What the task asks
The records below are to be quoted in full; please keep every word exact.

Entries from a dataset
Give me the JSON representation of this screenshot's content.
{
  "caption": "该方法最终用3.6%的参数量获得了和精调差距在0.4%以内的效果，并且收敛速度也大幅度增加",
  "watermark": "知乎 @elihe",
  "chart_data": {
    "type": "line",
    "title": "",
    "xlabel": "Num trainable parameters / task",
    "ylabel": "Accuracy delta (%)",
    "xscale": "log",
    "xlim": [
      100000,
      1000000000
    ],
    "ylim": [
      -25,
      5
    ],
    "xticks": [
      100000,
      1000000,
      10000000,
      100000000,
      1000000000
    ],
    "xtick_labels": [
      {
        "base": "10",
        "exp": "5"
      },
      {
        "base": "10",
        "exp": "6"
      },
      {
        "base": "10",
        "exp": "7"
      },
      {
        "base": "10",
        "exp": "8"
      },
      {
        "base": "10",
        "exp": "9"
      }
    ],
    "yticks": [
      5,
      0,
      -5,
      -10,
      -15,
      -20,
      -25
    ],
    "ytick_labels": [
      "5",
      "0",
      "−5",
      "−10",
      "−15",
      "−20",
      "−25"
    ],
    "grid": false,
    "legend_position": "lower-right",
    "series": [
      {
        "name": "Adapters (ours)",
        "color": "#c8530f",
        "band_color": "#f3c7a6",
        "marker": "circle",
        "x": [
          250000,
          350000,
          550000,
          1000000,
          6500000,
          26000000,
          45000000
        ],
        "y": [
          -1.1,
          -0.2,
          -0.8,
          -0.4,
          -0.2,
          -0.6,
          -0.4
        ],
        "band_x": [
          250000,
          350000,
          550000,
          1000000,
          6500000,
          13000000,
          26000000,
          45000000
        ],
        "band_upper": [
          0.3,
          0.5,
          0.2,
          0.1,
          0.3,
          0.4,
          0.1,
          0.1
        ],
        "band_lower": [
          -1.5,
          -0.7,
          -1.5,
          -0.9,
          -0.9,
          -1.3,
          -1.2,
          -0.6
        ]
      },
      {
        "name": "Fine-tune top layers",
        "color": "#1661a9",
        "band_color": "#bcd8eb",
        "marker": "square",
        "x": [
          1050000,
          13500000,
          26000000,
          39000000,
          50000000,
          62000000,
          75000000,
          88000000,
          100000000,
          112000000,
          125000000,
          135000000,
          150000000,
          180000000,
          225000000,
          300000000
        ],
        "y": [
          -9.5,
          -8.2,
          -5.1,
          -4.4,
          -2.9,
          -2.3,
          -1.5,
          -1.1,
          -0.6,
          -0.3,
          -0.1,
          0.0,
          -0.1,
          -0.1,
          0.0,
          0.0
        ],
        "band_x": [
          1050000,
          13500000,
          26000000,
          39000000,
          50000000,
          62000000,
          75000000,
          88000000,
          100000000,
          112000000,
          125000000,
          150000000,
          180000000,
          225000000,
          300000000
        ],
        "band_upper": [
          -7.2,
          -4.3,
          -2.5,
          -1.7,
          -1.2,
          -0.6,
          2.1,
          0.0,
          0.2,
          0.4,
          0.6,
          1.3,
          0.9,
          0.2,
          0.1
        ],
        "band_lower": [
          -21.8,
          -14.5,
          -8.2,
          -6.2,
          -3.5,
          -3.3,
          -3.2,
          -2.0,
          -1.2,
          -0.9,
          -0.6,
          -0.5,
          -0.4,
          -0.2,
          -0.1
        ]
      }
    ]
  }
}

Task output
Give me the JSON representation of this screenshot's content.
{
  "caption": "该方法最终用3.6%的参数量获得了和精调差距在0.4%以内的效果，并且收敛速度也大幅度增加",
  "watermark": "知乎 @elihe",
  "chart_data": {
    "type": "line",
    "title": "",
    "xlabel": "Num trainable parameters / task",
    "ylabel": "Accuracy delta (%)",
    "xscale": "log",
    "xlim": [
      100000,
      1000000000
    ],
    "ylim": [
      -25,
      5
    ],
    "xticks": [
      100000,
      1000000,
      10000000,
      100000000,
      1000000000
    ],
    "xtick_labels": [
      {
        "base": "10",
        "exp": "5"
      },
      {
        "base": "10",
        "exp": "6"
      },
      {
        "base": "10",
        "exp": "7"
      },
      {
        "base": "10",
        "exp": "8"
      },
      {
        "base": "10",
        "exp": "9"
      }
    ],
    "yticks": [
      5,
      0,
      -5,
      -10,
      -15,
      -20,
      -25
    ],
    "ytick_labels": [
      "5",
      "0",
      "−5",
      "−10",
      "−15",
      "−20",
      "−25"
    ],
    "grid": false,
    "legend_position": "lower-right",
    "series": [
      {
        "name": "Adapters (ours)",
        "color": "#c8530f",
        "band_color": "#f3c7a6",
        "marker": "circle",
        "x": [
          250000,
          350000,
          550000,
          1000000,
          6500000,
          26000000,
          45000000
        ],
        "y": [
          -1.1,
          -0.2,
          -0.8,
          -0.4,
          -0.2,
          -0.6,
          -0.4
        ],
        "band_x": [
          250000,
          350000,
          550000,
          1000000,
          6500000,
          13000000,
          26000000,
          45000000
        ],
        "band_upper": [
          0.3,
          0.5,
          0.2,
          0.1,
          0.3,
          0.4,
          0.1,
          0.1
        ],
        "band_lower": [
          -1.5,
          -0.7,
          -1.5,
          -0.9,
          -0.9,
          -1.3,
          -1.2,
          -0.6
        ]
      },
      {
        "name": "Fine-tune top layers",
        "color": "#1661a9",
        "band_color": "#bcd8eb",
        "marker": "square",
        "x": [
          1050000,
          13500000,
          26000000,
          39000000,
          50000000,
          62000000,
          75000000,
          88000000,
          100000000,
          112000000,
          125000000,
          135000000,
          150000000,
          180000000,
          225000000,
          300000000
        ],
        "y": [
          -9.5,
          -8.2,
          -5.1,
          -4.4,
          -2.9,
          -2.3,
          -1.5,
          -1.1,
          -0.6,
          -0.3,
          -0.1,
          0.0,
          -0.1,
          -0.1,
          0.0,
          0.0
        ],
        "band_x": [
          1050000,
          13500000,
          26000000,
          39000000,
          50000000,
          62000000,
          75000000,
          88000000,
          100000000,
          112000000,
          125000000,
          150000000,
          180000000,
          225000000,
          300000000
        ],
        "band_upper": [
          -7.2,
          -4.3,
          -2.5,
          -1.7,
          -1.2,
          -0.6,
          2.1,
          0.0,
          0.2,
          0.4,
          0.6,
          1.3,
          0.9,
          0.2,
          0.1
        ],
        "band_lower": [
          -21.8,
          -14.5,
          -8.2,
          -6.2,
          -3.5,
          -3.3,
          -3.2,
          -2.0,
          -1.2,
          -0.9,
          -0.6,
          -0.5,
          -0.4,
          -0.2,
          -0.1
        ]
      }
    ]
  }
}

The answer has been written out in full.